• [Set task]
Quote all of the data below exactly, please.

• [Dataset rows]
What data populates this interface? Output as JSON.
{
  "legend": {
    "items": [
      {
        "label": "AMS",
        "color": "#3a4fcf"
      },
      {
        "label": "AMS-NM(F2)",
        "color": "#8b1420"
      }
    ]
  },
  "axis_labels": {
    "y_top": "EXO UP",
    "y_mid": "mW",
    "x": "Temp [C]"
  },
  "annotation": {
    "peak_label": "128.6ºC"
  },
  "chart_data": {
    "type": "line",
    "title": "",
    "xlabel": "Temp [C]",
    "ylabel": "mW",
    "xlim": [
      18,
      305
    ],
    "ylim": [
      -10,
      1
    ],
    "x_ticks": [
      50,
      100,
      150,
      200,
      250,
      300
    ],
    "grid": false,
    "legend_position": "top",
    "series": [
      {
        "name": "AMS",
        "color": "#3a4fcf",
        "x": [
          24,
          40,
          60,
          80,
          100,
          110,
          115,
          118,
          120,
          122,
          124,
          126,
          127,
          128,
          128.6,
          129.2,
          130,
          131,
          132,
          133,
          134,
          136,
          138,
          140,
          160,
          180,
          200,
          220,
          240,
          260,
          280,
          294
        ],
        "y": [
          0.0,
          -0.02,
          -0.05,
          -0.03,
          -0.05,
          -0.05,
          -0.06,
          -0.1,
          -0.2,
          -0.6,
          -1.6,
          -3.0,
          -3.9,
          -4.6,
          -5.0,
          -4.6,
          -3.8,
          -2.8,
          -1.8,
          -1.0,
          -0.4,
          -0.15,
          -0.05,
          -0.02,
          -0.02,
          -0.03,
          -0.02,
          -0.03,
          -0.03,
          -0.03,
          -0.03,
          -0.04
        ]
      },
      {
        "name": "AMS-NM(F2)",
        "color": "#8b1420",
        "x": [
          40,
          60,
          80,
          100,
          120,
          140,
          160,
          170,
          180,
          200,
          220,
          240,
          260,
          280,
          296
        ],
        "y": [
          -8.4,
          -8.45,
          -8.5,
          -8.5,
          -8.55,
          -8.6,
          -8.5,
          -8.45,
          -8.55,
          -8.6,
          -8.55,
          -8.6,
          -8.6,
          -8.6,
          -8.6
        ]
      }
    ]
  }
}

• [Result below]
What data populates this interface? Output as JSON.
{
  "legend": {
    "items": [
      {
        "label": "AMS",
        "color": "#3a4fcf"
      },
      {
        "label": "AMS-NM(F2)",
        "color": "#8b1420"
      }
    ]
  },
  "axis_labels": {
    "y_top": "EXO UP",
    "y_mid": "mW",
    "x": "Temp [C]"
  },
  "annotation": {
    "peak_label": "128.6ºC"
  },
  "chart_data": {
    "type": "line",
    "title": "",
    "xlabel": "Temp [C]",
    "ylabel": "mW",
    "xlim": [
      18,
      305
    ],
    "ylim": [
      -10,
      1
    ],
    "x_ticks": [
      50,
      100,
      150,
      200,
      250,
      300
    ],
    "grid": false,
    "legend_position": "top",
    "series": [
      {
        "name": "AMS",
        "color": "#3a4fcf",
        "x": [
          24,
          40,
          60,
          80,
          100,
          110,
          115,
          118,
          120,
          122,
          124,
          126,
          127,
          128,
          128.6,
          129.2,
          130,
          131,
          132,
          133,
          134,
          136,
          138,
          140,
          160,
          180,
          200,
          220,
          240,
          260,
          280,
          294
        ],
        "y": [
          0.0,
          -0.02,
          -0.05,
          -0.03,
          -0.05,
          -0.05,
          -0.06,
          -0.1,
          -0.2,
          -0.6,
          -1.6,
          -3.0,
          -3.9,
          -4.6,
          -5.0,
          -4.6,
          -3.8,
          -2.8,
          -1.8,
          -1.0,
          -0.4,
          -0.15,
          -0.05,
          -0.02,
          -0.02,
          -0.03,
          -0.02,
          -0.03,
          -0.03,
          -0.03,
          -0.03,
          -0.04
        ]
      },
      {
        "name": "AMS-NM(F2)",
        "color": "#8b1420",
        "x": [
          40,
          60,
          80,
          100,
          120,
          140,
          160,
          170,
          180,
          200,
          220,
          240,
          260,
          280,
          296
        ],
        "y": [
          -8.4,
          -8.45,
          -8.5,
          -8.5,
          -8.55,
          -8.6,
          -8.5,
          -8.45,
          -8.55,
          -8.6,
          -8.55,
          -8.6,
          -8.6,
          -8.6,
          -8.6
        ]
      }
    ]
  }
}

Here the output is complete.